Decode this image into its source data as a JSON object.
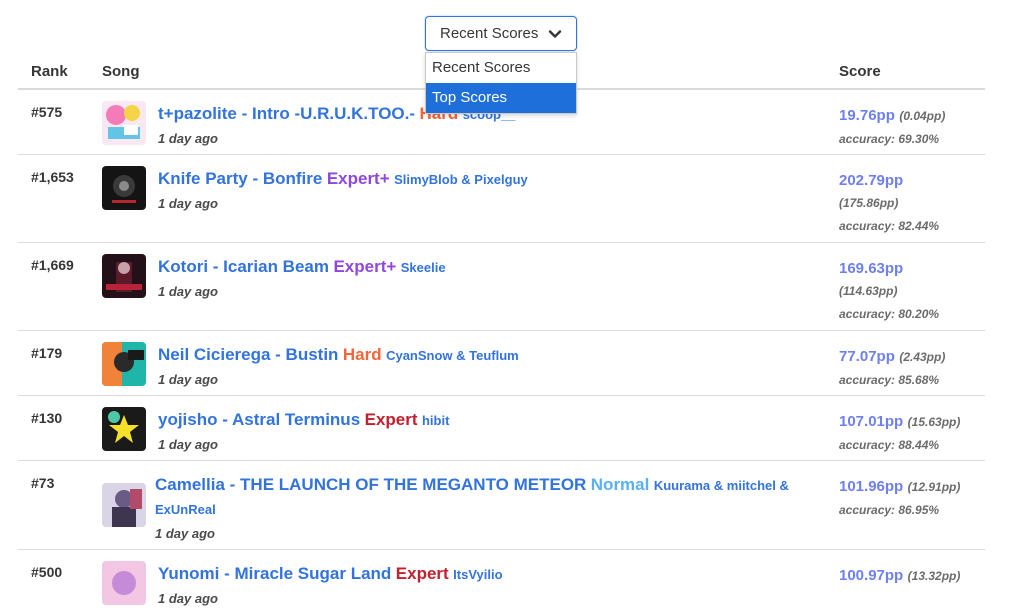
{
  "dropdown": {
    "selected": "Recent Scores",
    "options": [
      {
        "label": "Recent Scores",
        "selected": false
      },
      {
        "label": "Top Scores",
        "selected": true
      }
    ]
  },
  "headers": {
    "rank": "Rank",
    "song": "Song",
    "score": "Score"
  },
  "colors": {
    "link": "#3273dc",
    "pp": "#6e7ff0",
    "Hard": "#f5653b",
    "Expert": "#c2202f",
    "ExpertPlus": "#8f48db",
    "Normal": "#59b0f4"
  },
  "rows": [
    {
      "rank": "#575",
      "title": "t+pazolite - Intro -U.R.U.K.TOO.-",
      "diff": "Hard",
      "diff_color": "#f5653b",
      "mapper": "scoop__",
      "ago": "1 day ago",
      "pp": "19.76pp",
      "weighted": "(0.04pp)",
      "acc": "accuracy: 69.30%",
      "cover_icon": "cover-art-colorful"
    },
    {
      "rank": "#1,653",
      "title": "Knife Party - Bonfire",
      "diff": "Expert+",
      "diff_color": "#8f48db",
      "mapper": "SlimyBlob & Pixelguy",
      "ago": "1 day ago",
      "pp": "202.79pp",
      "weighted": "(175.86pp)",
      "acc": "accuracy: 82.44%",
      "cover_icon": "cover-art-dark"
    },
    {
      "rank": "#1,669",
      "title": "Kotori - Icarian Beam",
      "diff": "Expert+",
      "diff_color": "#8f48db",
      "mapper": "Skeelie",
      "ago": "1 day ago",
      "pp": "169.63pp",
      "weighted": "(114.63pp)",
      "acc": "accuracy: 80.20%",
      "cover_icon": "cover-art-red-dark"
    },
    {
      "rank": "#179",
      "title": "Neil Cicierega - Bustin",
      "diff": "Hard",
      "diff_color": "#f5653b",
      "mapper": "CyanSnow & Teuflum",
      "ago": "1 day ago",
      "pp": "77.07pp",
      "weighted": "(2.43pp)",
      "acc": "accuracy: 85.68%",
      "cover_icon": "cover-art-teal"
    },
    {
      "rank": "#130",
      "title": "yojisho - Astral Terminus",
      "diff": "Expert",
      "diff_color": "#c2202f",
      "mapper": "hibit",
      "ago": "1 day ago",
      "pp": "107.01pp",
      "weighted": "(15.63pp)",
      "acc": "accuracy: 88.44%",
      "cover_icon": "cover-art-star"
    },
    {
      "rank": "#73",
      "title": "Camellia - THE LAUNCH OF THE MEGANTO METEOR",
      "diff": "Normal",
      "diff_color": "#59b0f4",
      "mapper": "Kuurama & miitchel & ExUnReal",
      "ago": "1 day ago",
      "pp": "101.96pp",
      "weighted": "(12.91pp)",
      "acc": "accuracy: 86.95%",
      "cover_icon": "cover-art-anime"
    },
    {
      "rank": "#500",
      "title": "Yunomi - Miracle Sugar Land",
      "diff": "Expert",
      "diff_color": "#c2202f",
      "mapper": "ItsVyilio",
      "ago": "1 day ago",
      "pp": "100.97pp",
      "weighted": "(13.32pp)",
      "acc": "",
      "cover_icon": "cover-art-pink"
    }
  ]
}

▶ [Exercise goal]: Give only a number: how many lines of the data hold the string "rank"?

▶ [Output for this task]: 8